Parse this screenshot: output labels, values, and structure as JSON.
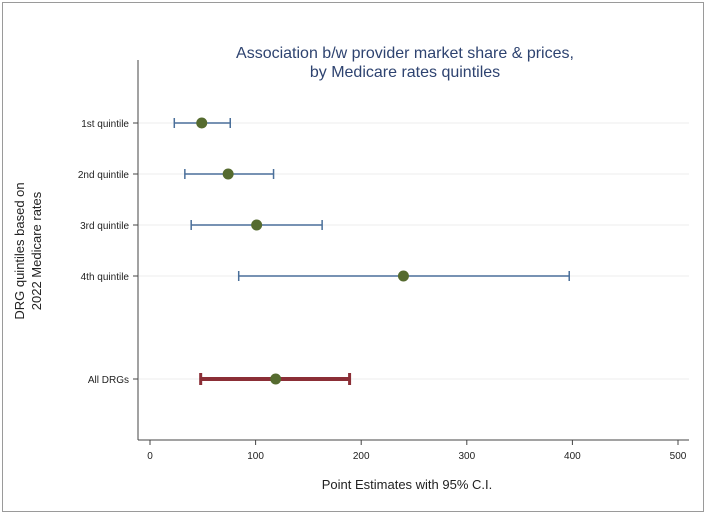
{
  "chart_data": {
    "type": "scatter",
    "subtype": "coefficient-plot-with-confidence-intervals",
    "title": [
      "Association b/w provider market share & prices,",
      "by Medicare rates quintiles"
    ],
    "xlabel": "Point Estimates with 95% C.I.",
    "ylabel": [
      "DRG quintiles based on",
      "2022 Medicare rates"
    ],
    "xlim": [
      0,
      500
    ],
    "xticks": [
      0,
      100,
      200,
      300,
      400,
      500
    ],
    "grid": "horizontal",
    "legend": "none",
    "series": [
      {
        "name": "1st quintile",
        "label": "1st  quintile",
        "estimate": 49,
        "ci_low": 23,
        "ci_high": 76,
        "color": "#4a6f9a",
        "marker_color": "#556b2f",
        "emphasis": false
      },
      {
        "name": "2nd quintile",
        "label": "2nd  quintile",
        "estimate": 74,
        "ci_low": 33,
        "ci_high": 117,
        "color": "#4a6f9a",
        "marker_color": "#556b2f",
        "emphasis": false
      },
      {
        "name": "3rd quintile",
        "label": "3rd  quintile",
        "estimate": 101,
        "ci_low": 39,
        "ci_high": 163,
        "color": "#4a6f9a",
        "marker_color": "#556b2f",
        "emphasis": false
      },
      {
        "name": "4th quintile",
        "label": "4th quintile",
        "estimate": 240,
        "ci_low": 84,
        "ci_high": 397,
        "color": "#4a6f9a",
        "marker_color": "#556b2f",
        "emphasis": false
      },
      {
        "name": "All DRGs",
        "label": "All DRGs",
        "estimate": 119,
        "ci_low": 48,
        "ci_high": 189,
        "color": "#8b2e36",
        "marker_color": "#556b2f",
        "emphasis": true
      }
    ]
  }
}
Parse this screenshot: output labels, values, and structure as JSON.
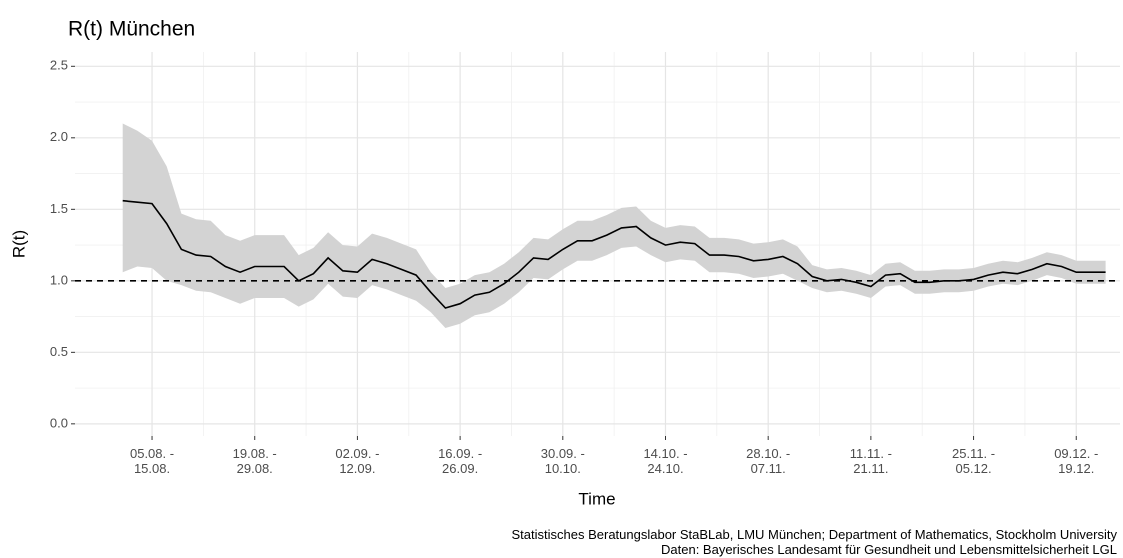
{
  "chart_data": {
    "type": "line",
    "title": "R(t) München",
    "x_label": "Time",
    "y_label": "R(t)",
    "caption": [
      "Statistisches Beratungslabor StaBLab, LMU München; Department of Mathematics, Stockholm University",
      "Daten: Bayerisches Landesamt für Gesundheit und Lebensmittelsicherheit LGL"
    ],
    "categories": [
      null,
      null,
      "05.08. -\n15.08.",
      null,
      null,
      null,
      null,
      null,
      null,
      "19.08. -\n29.08.",
      null,
      null,
      null,
      null,
      null,
      null,
      "02.09. -\n12.09.",
      null,
      null,
      null,
      null,
      null,
      null,
      "16.09. -\n26.09.",
      null,
      null,
      null,
      null,
      null,
      null,
      "30.09. -\n10.10.",
      null,
      null,
      null,
      null,
      null,
      null,
      "14.10. -\n24.10.",
      null,
      null,
      null,
      null,
      null,
      null,
      "28.10. -\n07.11.",
      null,
      null,
      null,
      null,
      null,
      null,
      "11.11. -\n21.11.",
      null,
      null,
      null,
      null,
      null,
      null,
      "25.11. -\n05.12.",
      null,
      null,
      null,
      null,
      null,
      null,
      "09.12. -\n19.12.",
      null,
      null
    ],
    "series": [
      {
        "color": "#000000",
        "values": [
          1.56,
          1.55,
          1.54,
          1.4,
          1.22,
          1.18,
          1.17,
          1.1,
          1.06,
          1.1,
          1.1,
          1.1,
          1.0,
          1.05,
          1.16,
          1.07,
          1.06,
          1.15,
          1.12,
          1.08,
          1.04,
          0.92,
          0.81,
          0.84,
          0.9,
          0.92,
          0.98,
          1.06,
          1.16,
          1.15,
          1.22,
          1.28,
          1.28,
          1.32,
          1.37,
          1.38,
          1.3,
          1.25,
          1.27,
          1.26,
          1.18,
          1.18,
          1.17,
          1.14,
          1.15,
          1.17,
          1.12,
          1.03,
          1.0,
          1.01,
          0.99,
          0.96,
          1.04,
          1.05,
          0.99,
          0.99,
          1.0,
          1.0,
          1.01,
          1.04,
          1.06,
          1.05,
          1.08,
          1.12,
          1.1,
          1.06,
          1.06,
          1.06
        ]
      }
    ],
    "band": {
      "color": "#d3d3d3",
      "upper": [
        2.1,
        2.05,
        1.98,
        1.8,
        1.47,
        1.43,
        1.42,
        1.32,
        1.28,
        1.32,
        1.32,
        1.32,
        1.18,
        1.23,
        1.34,
        1.25,
        1.24,
        1.33,
        1.3,
        1.26,
        1.22,
        1.06,
        0.95,
        0.98,
        1.04,
        1.06,
        1.12,
        1.2,
        1.3,
        1.29,
        1.36,
        1.42,
        1.42,
        1.46,
        1.51,
        1.52,
        1.42,
        1.37,
        1.39,
        1.38,
        1.3,
        1.3,
        1.29,
        1.26,
        1.27,
        1.29,
        1.24,
        1.11,
        1.08,
        1.09,
        1.07,
        1.04,
        1.12,
        1.13,
        1.07,
        1.07,
        1.08,
        1.08,
        1.09,
        1.12,
        1.14,
        1.13,
        1.16,
        1.2,
        1.18,
        1.14,
        1.14,
        1.14
      ],
      "lower": [
        1.06,
        1.1,
        1.09,
        1.0,
        0.97,
        0.93,
        0.92,
        0.88,
        0.84,
        0.88,
        0.88,
        0.88,
        0.82,
        0.87,
        0.98,
        0.89,
        0.88,
        0.97,
        0.94,
        0.9,
        0.86,
        0.78,
        0.67,
        0.7,
        0.76,
        0.78,
        0.84,
        0.92,
        1.02,
        1.01,
        1.08,
        1.14,
        1.14,
        1.18,
        1.23,
        1.24,
        1.18,
        1.13,
        1.15,
        1.14,
        1.06,
        1.06,
        1.05,
        1.02,
        1.03,
        1.05,
        1.0,
        0.95,
        0.92,
        0.93,
        0.91,
        0.88,
        0.96,
        0.97,
        0.91,
        0.91,
        0.92,
        0.92,
        0.93,
        0.96,
        0.98,
        0.97,
        1.0,
        1.04,
        1.02,
        0.98,
        0.98,
        0.98
      ]
    },
    "hline": 1,
    "ylim": [
      -0.085,
      2.6
    ],
    "yticks": [
      {
        "value": 0,
        "label": "0.0"
      },
      0.5,
      {
        "value": 1,
        "label": "1.0"
      },
      1.5,
      {
        "value": 2,
        "label": "2.0"
      },
      2.5
    ],
    "grid": true
  }
}
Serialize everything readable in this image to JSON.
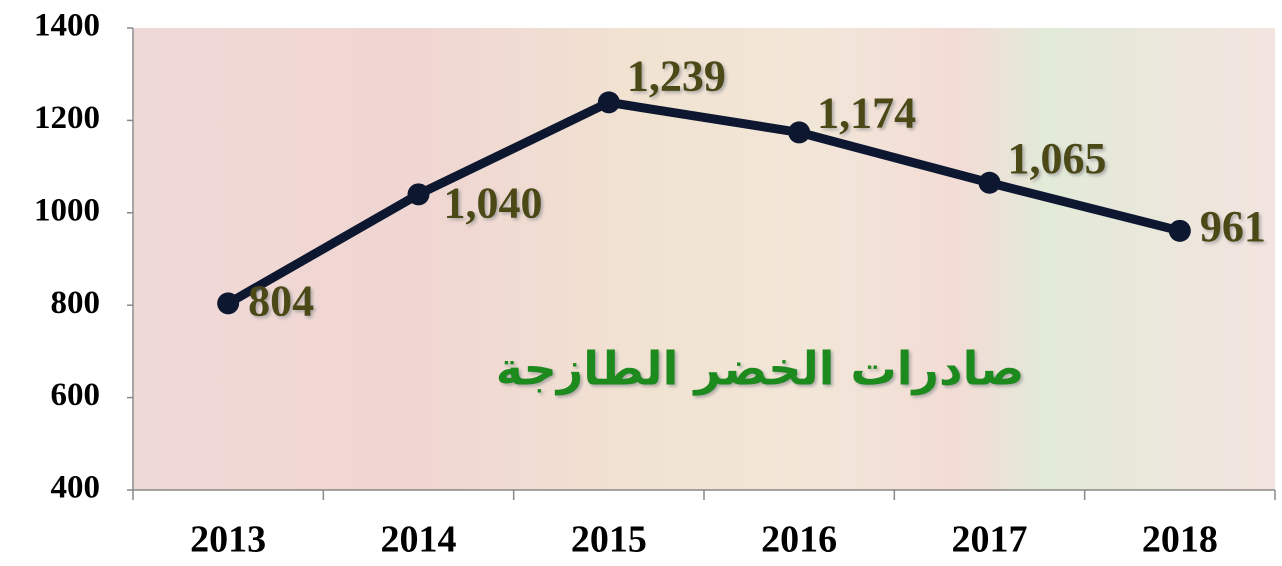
{
  "chart_data": {
    "type": "line",
    "title": "صادرات الخضر الطازجة",
    "categories": [
      "2013",
      "2014",
      "2015",
      "2016",
      "2017",
      "2018"
    ],
    "values": [
      804,
      1040,
      1239,
      1174,
      1065,
      961
    ],
    "value_labels": [
      "804",
      "1,040",
      "1,239",
      "1,174",
      "1,065",
      "961"
    ],
    "color": "#0d1730",
    "ylim": [
      400,
      1400
    ],
    "yticks": [
      400,
      600,
      800,
      1000,
      1200,
      1400
    ]
  }
}
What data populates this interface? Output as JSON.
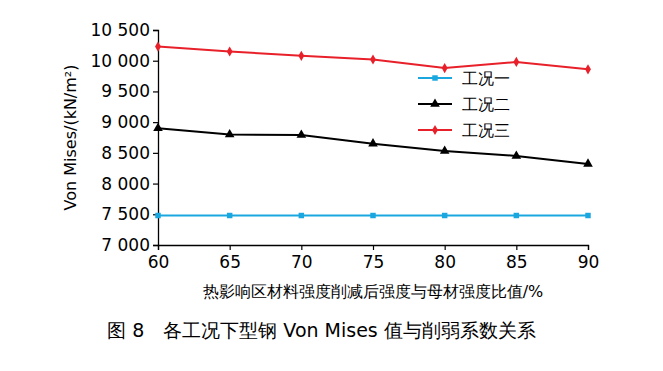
{
  "chart_data": {
    "type": "line",
    "title": "图 8　各工况下型钢 Von Mises 值与削弱系数关系",
    "x_label": "热影响区材料强度削减后强度与母材强度比值/%",
    "y_label": "Von Mises/(kN/m²)",
    "x": [
      60,
      65,
      70,
      75,
      80,
      85,
      90
    ],
    "xlim": [
      60,
      90
    ],
    "xticks": [
      60,
      65,
      70,
      75,
      80,
      85,
      90
    ],
    "ylim": [
      7000,
      10500
    ],
    "yticks": [
      {
        "value": 7000,
        "label": "7 000"
      },
      {
        "value": 7500,
        "label": "7 500"
      },
      {
        "value": 8000,
        "label": "8 000"
      },
      {
        "value": 8500,
        "label": "8 500"
      },
      {
        "value": 9000,
        "label": "9 000"
      },
      {
        "value": 9500,
        "label": "9 500"
      },
      {
        "value": 10000,
        "label": "10 000"
      },
      {
        "value": 10500,
        "label": "10 500"
      }
    ],
    "grid": false,
    "legend": "upper right",
    "series": [
      {
        "name": "工况一",
        "color": "#1aa7e0",
        "marker": "square",
        "line_style": "solid",
        "values": [
          7480,
          7480,
          7480,
          7480,
          7480,
          7480,
          7480
        ]
      },
      {
        "name": "工况二",
        "color": "#000000",
        "marker": "triangle",
        "line_style": "solid",
        "values": [
          8900,
          8800,
          8790,
          8650,
          8530,
          8450,
          8320
        ]
      },
      {
        "name": "工况三",
        "color": "#e8202a",
        "marker": "diamond",
        "line_style": "solid",
        "values": [
          10230,
          10150,
          10080,
          10020,
          9880,
          9980,
          9860
        ]
      }
    ]
  }
}
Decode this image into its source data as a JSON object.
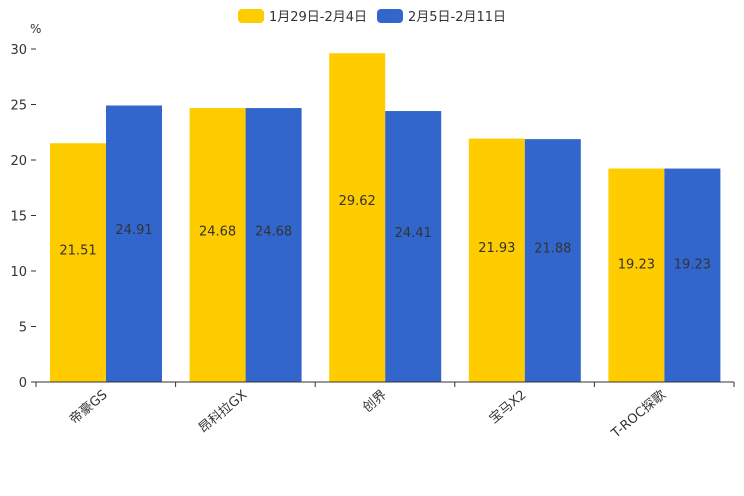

» **Goal of the exercise**: Pull out every line in the data above that has the word "image".

» **Answer below**:
Serialize everything readable in this image to JSON.
Decode this image into its source data as a JSON object.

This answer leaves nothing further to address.